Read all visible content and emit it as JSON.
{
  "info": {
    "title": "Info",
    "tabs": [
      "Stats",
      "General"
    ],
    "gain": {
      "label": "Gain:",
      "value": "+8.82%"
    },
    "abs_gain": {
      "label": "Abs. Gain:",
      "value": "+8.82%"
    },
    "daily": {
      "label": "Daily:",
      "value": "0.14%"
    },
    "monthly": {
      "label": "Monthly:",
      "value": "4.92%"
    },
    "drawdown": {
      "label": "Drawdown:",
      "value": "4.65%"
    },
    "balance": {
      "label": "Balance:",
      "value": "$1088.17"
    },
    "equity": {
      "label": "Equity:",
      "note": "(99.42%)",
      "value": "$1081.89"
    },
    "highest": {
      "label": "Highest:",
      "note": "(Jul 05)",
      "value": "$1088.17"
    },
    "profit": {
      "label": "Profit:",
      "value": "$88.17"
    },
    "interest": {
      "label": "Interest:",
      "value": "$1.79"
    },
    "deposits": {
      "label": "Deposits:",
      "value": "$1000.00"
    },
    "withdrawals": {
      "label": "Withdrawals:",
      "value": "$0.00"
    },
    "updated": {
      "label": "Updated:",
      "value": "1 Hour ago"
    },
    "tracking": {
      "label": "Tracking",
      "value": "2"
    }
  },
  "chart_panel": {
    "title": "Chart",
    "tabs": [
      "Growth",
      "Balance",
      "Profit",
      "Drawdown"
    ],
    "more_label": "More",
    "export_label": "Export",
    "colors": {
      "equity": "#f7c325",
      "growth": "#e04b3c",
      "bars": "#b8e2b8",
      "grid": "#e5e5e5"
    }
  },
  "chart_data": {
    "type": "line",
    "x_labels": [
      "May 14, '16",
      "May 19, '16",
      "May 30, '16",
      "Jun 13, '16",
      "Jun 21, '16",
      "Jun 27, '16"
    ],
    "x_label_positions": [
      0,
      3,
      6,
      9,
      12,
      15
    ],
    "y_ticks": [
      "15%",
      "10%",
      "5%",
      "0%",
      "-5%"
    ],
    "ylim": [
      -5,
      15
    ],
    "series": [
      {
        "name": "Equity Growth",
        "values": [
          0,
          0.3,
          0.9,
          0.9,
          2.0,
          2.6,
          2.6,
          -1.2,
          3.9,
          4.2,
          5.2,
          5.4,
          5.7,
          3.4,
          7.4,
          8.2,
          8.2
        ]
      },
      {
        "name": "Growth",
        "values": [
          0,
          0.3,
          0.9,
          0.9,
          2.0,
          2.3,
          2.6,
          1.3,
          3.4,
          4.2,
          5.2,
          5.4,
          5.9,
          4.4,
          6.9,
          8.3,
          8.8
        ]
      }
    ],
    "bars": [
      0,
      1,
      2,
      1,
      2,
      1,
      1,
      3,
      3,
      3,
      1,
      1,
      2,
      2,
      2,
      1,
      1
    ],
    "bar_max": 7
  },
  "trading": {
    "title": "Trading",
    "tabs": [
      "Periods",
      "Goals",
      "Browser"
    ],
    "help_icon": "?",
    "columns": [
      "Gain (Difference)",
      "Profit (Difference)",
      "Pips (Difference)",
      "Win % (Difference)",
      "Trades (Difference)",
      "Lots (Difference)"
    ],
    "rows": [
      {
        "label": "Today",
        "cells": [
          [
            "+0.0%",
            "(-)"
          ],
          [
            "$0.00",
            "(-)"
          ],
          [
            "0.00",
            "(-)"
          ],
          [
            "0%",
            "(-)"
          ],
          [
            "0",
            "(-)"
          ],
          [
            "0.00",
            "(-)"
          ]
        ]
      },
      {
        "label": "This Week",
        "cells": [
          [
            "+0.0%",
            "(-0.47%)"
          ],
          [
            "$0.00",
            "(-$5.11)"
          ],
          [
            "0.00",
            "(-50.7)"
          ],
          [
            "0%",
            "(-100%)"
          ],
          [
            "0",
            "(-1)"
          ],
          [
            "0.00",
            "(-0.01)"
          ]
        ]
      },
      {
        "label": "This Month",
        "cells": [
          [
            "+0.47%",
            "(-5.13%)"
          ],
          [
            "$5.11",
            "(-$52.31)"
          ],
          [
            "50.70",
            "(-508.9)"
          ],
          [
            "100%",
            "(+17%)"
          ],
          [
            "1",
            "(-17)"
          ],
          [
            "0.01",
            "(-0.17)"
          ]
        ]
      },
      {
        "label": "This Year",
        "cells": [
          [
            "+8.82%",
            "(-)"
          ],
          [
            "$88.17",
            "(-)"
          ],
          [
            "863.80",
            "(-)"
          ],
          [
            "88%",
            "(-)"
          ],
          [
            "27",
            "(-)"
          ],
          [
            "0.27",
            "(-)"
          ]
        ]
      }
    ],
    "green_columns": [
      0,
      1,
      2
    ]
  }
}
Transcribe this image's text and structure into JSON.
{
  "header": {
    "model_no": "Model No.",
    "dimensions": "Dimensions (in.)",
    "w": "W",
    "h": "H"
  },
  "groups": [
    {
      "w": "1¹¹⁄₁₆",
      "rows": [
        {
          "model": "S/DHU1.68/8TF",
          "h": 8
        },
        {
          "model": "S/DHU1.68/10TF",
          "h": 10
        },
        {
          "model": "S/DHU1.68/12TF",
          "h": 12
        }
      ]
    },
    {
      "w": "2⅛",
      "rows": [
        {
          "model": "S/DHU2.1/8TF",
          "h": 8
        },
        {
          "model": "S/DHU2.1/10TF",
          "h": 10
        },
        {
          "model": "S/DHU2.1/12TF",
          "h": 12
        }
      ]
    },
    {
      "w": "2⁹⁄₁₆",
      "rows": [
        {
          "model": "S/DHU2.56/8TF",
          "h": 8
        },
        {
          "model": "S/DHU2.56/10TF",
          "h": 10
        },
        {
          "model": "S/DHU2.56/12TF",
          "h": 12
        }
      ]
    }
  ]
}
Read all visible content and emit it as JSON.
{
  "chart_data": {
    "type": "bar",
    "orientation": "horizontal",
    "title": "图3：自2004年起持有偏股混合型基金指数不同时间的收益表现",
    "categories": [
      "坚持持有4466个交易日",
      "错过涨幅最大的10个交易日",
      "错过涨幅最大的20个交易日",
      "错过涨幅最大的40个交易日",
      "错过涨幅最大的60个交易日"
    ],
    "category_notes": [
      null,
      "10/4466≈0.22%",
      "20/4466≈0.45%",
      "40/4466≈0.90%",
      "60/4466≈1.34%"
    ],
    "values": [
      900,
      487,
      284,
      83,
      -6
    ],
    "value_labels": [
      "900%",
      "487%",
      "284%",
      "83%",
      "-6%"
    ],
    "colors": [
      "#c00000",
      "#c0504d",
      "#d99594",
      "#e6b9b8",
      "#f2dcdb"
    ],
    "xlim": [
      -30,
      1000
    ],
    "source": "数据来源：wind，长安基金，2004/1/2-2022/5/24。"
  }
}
====
Write out every record, exactly as written.

Read all visible content and emit it as JSON.
{
  "info": {
    "title": "Info",
    "tabs": [
      "Stats",
      "General"
    ],
    "gain": {
      "label": "Gain:",
      "value": "+8.82%"
    },
    "abs_gain": {
      "label": "Abs. Gain:",
      "value": "+8.82%"
    },
    "daily": {
      "label": "Daily:",
      "value": "0.14%"
    },
    "monthly": {
      "label": "Monthly:",
      "value": "4.92%"
    },
    "drawdown": {
      "label": "Drawdown:",
      "value": "4.65%"
    },
    "balance": {
      "label": "Balance:",
      "value": "$1088.17"
    },
    "equity": {
      "label": "Equity:",
      "note": "(99.42%)",
      "value": "$1081.89"
    },
    "highest": {
      "label": "Highest:",
      "note": "(Jul 05)",
      "value": "$1088.17"
    },
    "profit": {
      "label": "Profit:",
      "value": "$88.17"
    },
    "interest": {
      "label": "Interest:",
      "value": "$1.79"
    },
    "deposits": {
      "label": "Deposits:",
      "value": "$1000.00"
    },
    "withdrawals": {
      "label": "Withdrawals:",
      "value": "$0.00"
    },
    "updated": {
      "label": "Updated:",
      "value": "1 Hour ago"
    },
    "tracking": {
      "label": "Tracking",
      "value": "2"
    }
  },
  "chart_panel": {
    "title": "Chart",
    "tabs": [
      "Growth",
      "Balance",
      "Profit",
      "Drawdown"
    ],
    "more_label": "More",
    "export_label": "Export",
    "colors": {
      "equity": "#f7c325",
      "growth": "#e04b3c",
      "bars": "#b8e2b8",
      "grid": "#e5e5e5"
    }
  },
  "chart_data": {
    "type": "line",
    "x_labels": [
      "May 14, '16",
      "May 19, '16",
      "May 30, '16",
      "Jun 13, '16",
      "Jun 21, '16",
      "Jun 27, '16"
    ],
    "x_label_positions": [
      0,
      3,
      6,
      9,
      12,
      15
    ],
    "y_ticks": [
      "15%",
      "10%",
      "5%",
      "0%",
      "-5%"
    ],
    "ylim": [
      -5,
      15
    ],
    "series": [
      {
        "name": "Equity Growth",
        "values": [
          0,
          0.3,
          0.9,
          0.9,
          2.0,
          2.6,
          2.6,
          -1.2,
          3.9,
          4.2,
          5.2,
          5.4,
          5.7,
          3.4,
          7.4,
          8.2,
          8.2
        ]
      },
      {
        "name": "Growth",
        "values": [
          0,
          0.3,
          0.9,
          0.9,
          2.0,
          2.3,
          2.6,
          1.3,
          3.4,
          4.2,
          5.2,
          5.4,
          5.9,
          4.4,
          6.9,
          8.3,
          8.8
        ]
      }
    ],
    "bars": [
      0,
      1,
      2,
      1,
      2,
      1,
      1,
      3,
      3,
      3,
      1,
      1,
      2,
      2,
      2,
      1,
      1
    ],
    "bar_max": 7
  },
  "trading": {
    "title": "Trading",
    "tabs": [
      "Periods",
      "Goals",
      "Browser"
    ],
    "help_icon": "?",
    "columns": [
      "Gain (Difference)",
      "Profit (Difference)",
      "Pips (Difference)",
      "Win % (Difference)",
      "Trades (Difference)",
      "Lots (Difference)"
    ],
    "rows": [
      {
        "label": "Today",
        "cells": [
          [
            "+0.0%",
            "(-)"
          ],
          [
            "$0.00",
            "(-)"
          ],
          [
            "0.00",
            "(-)"
          ],
          [
            "0%",
            "(-)"
          ],
          [
            "0",
            "(-)"
          ],
          [
            "0.00",
            "(-)"
          ]
        ]
      },
      {
        "label": "This Week",
        "cells": [
          [
            "+0.0%",
            "(-0.47%)"
          ],
          [
            "$0.00",
            "(-$5.11)"
          ],
          [
            "0.00",
            "(-50.7)"
          ],
          [
            "0%",
            "(-100%)"
          ],
          [
            "0",
            "(-1)"
          ],
          [
            "0.00",
            "(-0.01)"
          ]
        ]
      },
      {
        "label": "This Month",
        "cells": [
          [
            "+0.47%",
            "(-5.13%)"
          ],
          [
            "$5.11",
            "(-$52.31)"
          ],
          [
            "50.70",
            "(-508.9)"
          ],
          [
            "100%",
            "(+17%)"
          ],
          [
            "1",
            "(-17)"
          ],
          [
            "0.01",
            "(-0.17)"
          ]
        ]
      },
      {
        "label": "This Year",
        "cells": [
          [
            "+8.82%",
            "(-)"
          ],
          [
            "$88.17",
            "(-)"
          ],
          [
            "863.80",
            "(-)"
          ],
          [
            "88%",
            "(-)"
          ],
          [
            "27",
            "(-)"
          ],
          [
            "0.27",
            "(-)"
          ]
        ]
      }
    ],
    "green_columns": [
      0,
      1,
      2
    ]
  }
}
Transcribe this image's text and structure into JSON.
{
  "header": {
    "model_no": "Model No.",
    "dimensions": "Dimensions (in.)",
    "w": "W",
    "h": "H"
  },
  "groups": [
    {
      "w": "1¹¹⁄₁₆",
      "rows": [
        {
          "model": "S/DHU1.68/8TF",
          "h": 8
        },
        {
          "model": "S/DHU1.68/10TF",
          "h": 10
        },
        {
          "model": "S/DHU1.68/12TF",
          "h": 12
        }
      ]
    },
    {
      "w": "2⅛",
      "rows": [
        {
          "model": "S/DHU2.1/8TF",
          "h": 8
        },
        {
          "model": "S/DHU2.1/10TF",
          "h": 10
        },
        {
          "model": "S/DHU2.1/12TF",
          "h": 12
        }
      ]
    },
    {
      "w": "2⁹⁄₁₆",
      "rows": [
        {
          "model": "S/DHU2.56/8TF",
          "h": 8
        },
        {
          "model": "S/DHU2.56/10TF",
          "h": 10
        },
        {
          "model": "S/DHU2.56/12TF",
          "h": 12
        }
      ]
    }
  ]
}
Read all visible content and emit it as JSON.
{
  "chart_data": {
    "type": "bar",
    "orientation": "horizontal",
    "title": "图3：自2004年起持有偏股混合型基金指数不同时间的收益表现",
    "categories": [
      "坚持持有4466个交易日",
      "错过涨幅最大的10个交易日",
      "错过涨幅最大的20个交易日",
      "错过涨幅最大的40个交易日",
      "错过涨幅最大的60个交易日"
    ],
    "category_notes": [
      null,
      "10/4466≈0.22%",
      "20/4466≈0.45%",
      "40/4466≈0.90%",
      "60/4466≈1.34%"
    ],
    "values": [
      900,
      487,
      284,
      83,
      -6
    ],
    "value_labels": [
      "900%",
      "487%",
      "284%",
      "83%",
      "-6%"
    ],
    "colors": [
      "#c00000",
      "#c0504d",
      "#d99594",
      "#e6b9b8",
      "#f2dcdb"
    ],
    "xlim": [
      -30,
      1000
    ],
    "source": "数据来源：wind，长安基金，2004/1/2-2022/5/24。"
  }
}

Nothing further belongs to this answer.